▸ PROBLEM STATEMENT: Go through the entries below and count the lines holding the word "Marktplatz". Reply with only the number, please.

▸ ENTRIES:

** begin **

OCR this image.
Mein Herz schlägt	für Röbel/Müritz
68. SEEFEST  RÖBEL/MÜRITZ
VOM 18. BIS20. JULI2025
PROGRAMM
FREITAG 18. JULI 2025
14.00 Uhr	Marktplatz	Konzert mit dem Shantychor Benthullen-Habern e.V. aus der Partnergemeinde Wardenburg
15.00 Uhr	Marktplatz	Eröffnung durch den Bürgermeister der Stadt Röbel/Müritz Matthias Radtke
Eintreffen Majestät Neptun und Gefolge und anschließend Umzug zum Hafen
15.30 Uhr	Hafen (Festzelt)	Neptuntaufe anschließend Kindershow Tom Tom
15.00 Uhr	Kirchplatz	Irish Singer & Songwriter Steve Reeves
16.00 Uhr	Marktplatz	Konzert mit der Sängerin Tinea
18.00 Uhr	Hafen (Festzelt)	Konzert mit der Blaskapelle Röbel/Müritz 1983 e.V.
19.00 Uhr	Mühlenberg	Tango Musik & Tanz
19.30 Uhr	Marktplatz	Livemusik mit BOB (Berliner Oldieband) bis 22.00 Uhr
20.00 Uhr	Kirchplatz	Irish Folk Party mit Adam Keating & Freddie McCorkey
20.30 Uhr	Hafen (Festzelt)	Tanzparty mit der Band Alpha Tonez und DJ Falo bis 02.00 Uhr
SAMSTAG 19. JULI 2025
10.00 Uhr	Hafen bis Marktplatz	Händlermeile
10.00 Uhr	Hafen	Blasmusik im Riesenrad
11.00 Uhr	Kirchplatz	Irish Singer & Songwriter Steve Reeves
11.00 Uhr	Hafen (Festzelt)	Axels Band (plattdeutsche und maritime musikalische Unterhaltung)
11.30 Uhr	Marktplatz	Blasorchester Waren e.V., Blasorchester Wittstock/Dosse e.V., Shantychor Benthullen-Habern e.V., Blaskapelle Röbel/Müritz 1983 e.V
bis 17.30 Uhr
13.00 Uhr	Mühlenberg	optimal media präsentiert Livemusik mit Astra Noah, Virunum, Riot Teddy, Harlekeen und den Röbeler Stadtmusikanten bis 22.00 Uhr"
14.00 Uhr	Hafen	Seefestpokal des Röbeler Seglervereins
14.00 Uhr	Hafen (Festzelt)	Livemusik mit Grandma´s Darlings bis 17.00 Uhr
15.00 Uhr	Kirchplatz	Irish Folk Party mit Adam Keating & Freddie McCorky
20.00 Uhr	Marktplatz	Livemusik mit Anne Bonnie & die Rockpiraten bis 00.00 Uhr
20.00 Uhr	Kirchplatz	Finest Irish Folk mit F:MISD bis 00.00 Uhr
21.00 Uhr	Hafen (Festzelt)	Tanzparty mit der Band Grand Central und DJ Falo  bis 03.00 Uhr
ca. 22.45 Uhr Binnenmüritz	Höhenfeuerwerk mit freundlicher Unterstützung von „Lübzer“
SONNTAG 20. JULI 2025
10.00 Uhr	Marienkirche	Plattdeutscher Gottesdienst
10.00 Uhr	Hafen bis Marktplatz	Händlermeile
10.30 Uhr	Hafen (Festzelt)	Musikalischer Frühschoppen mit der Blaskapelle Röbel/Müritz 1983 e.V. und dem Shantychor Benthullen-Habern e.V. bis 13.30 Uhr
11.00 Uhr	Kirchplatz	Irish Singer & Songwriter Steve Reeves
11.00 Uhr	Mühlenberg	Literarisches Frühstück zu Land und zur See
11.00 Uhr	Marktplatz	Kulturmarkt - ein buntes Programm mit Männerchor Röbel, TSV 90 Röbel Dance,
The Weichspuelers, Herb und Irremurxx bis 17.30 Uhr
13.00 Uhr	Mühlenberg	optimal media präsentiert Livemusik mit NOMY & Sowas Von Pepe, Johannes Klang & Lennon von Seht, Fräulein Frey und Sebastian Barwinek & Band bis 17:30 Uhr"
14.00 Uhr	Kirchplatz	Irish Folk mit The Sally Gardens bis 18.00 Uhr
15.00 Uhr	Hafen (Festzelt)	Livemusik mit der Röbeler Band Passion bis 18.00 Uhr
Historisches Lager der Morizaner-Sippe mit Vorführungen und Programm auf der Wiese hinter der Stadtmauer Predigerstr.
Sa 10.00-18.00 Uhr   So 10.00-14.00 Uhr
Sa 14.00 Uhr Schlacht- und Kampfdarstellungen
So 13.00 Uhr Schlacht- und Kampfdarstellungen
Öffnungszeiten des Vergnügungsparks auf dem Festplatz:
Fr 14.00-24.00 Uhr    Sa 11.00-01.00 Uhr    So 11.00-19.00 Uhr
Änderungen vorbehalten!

** end **

▸ RESULT OF THE TASK: 9